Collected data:
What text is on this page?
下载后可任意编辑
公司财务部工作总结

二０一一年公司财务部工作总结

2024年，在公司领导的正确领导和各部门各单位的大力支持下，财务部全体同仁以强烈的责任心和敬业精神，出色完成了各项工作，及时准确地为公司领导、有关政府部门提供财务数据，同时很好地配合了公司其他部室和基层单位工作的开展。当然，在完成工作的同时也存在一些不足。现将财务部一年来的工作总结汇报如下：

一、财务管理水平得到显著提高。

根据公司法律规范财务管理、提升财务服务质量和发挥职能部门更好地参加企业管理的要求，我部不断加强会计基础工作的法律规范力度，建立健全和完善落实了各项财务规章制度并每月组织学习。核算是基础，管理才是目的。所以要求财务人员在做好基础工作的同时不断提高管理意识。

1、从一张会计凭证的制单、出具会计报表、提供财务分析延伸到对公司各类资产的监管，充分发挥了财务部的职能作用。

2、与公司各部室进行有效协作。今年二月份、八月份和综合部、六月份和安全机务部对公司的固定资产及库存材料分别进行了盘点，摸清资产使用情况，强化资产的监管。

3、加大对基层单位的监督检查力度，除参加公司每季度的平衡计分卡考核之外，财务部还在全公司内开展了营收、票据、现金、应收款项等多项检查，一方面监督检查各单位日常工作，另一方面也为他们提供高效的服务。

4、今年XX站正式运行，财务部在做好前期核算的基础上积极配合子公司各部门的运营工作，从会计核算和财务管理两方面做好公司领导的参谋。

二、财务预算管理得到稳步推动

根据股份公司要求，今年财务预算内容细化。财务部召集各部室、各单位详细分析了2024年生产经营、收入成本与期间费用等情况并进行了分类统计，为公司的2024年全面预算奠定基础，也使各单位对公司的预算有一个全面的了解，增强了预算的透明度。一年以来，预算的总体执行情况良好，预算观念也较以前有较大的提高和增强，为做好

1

◆ WHAT IS REQUIRED ◆
Write out all the records above again, exactly as they stand.

◆ RESULT BELOW ◆
What text is on this page?
下载后可任意编辑
公司财务部工作总结

二０一一年公司财务部工作总结

2024年，在公司领导的正确领导和各部门各单位的大力支持下，财务部全体同仁以强烈的责任心和敬业精神，出色完成了各项工作，及时准确地为公司领导、有关政府部门提供财务数据，同时很好地配合了公司其他部室和基层单位工作的开展。当然，在完成工作的同时也存在一些不足。现将财务部一年来的工作总结汇报如下：

一、财务管理水平得到显著提高。

根据公司法律规范财务管理、提升财务服务质量和发挥职能部门更好地参加企业管理的要求，我部不断加强会计基础工作的法律规范力度，建立健全和完善落实了各项财务规章制度并每月组织学习。核算是基础，管理才是目的。所以要求财务人员在做好基础工作的同时不断提高管理意识。

1、从一张会计凭证的制单、出具会计报表、提供财务分析延伸到对公司各类资产的监管，充分发挥了财务部的职能作用。

2、与公司各部室进行有效协作。今年二月份、八月份和综合部、六月份和安全机务部对公司的固定资产及库存材料分别进行了盘点，摸清资产使用情况，强化资产的监管。

3、加大对基层单位的监督检查力度，除参加公司每季度的平衡计分卡考核之外，财务部还在全公司内开展了营收、票据、现金、应收款项等多项检查，一方面监督检查各单位日常工作，另一方面也为他们提供高效的服务。

4、今年XX站正式运行，财务部在做好前期核算的基础上积极配合子公司各部门的运营工作，从会计核算和财务管理两方面做好公司领导的参谋。

二、财务预算管理得到稳步推动

根据股份公司要求，今年财务预算内容细化。财务部召集各部室、各单位详细分析了2024年生产经营、收入成本与期间费用等情况并进行了分类统计，为公司的2024年全面预算奠定基础，也使各单位对公司的预算有一个全面的了解，增强了预算的透明度。一年以来，预算的总体执行情况良好，预算观念也较以前有较大的提高和增强，为做好

1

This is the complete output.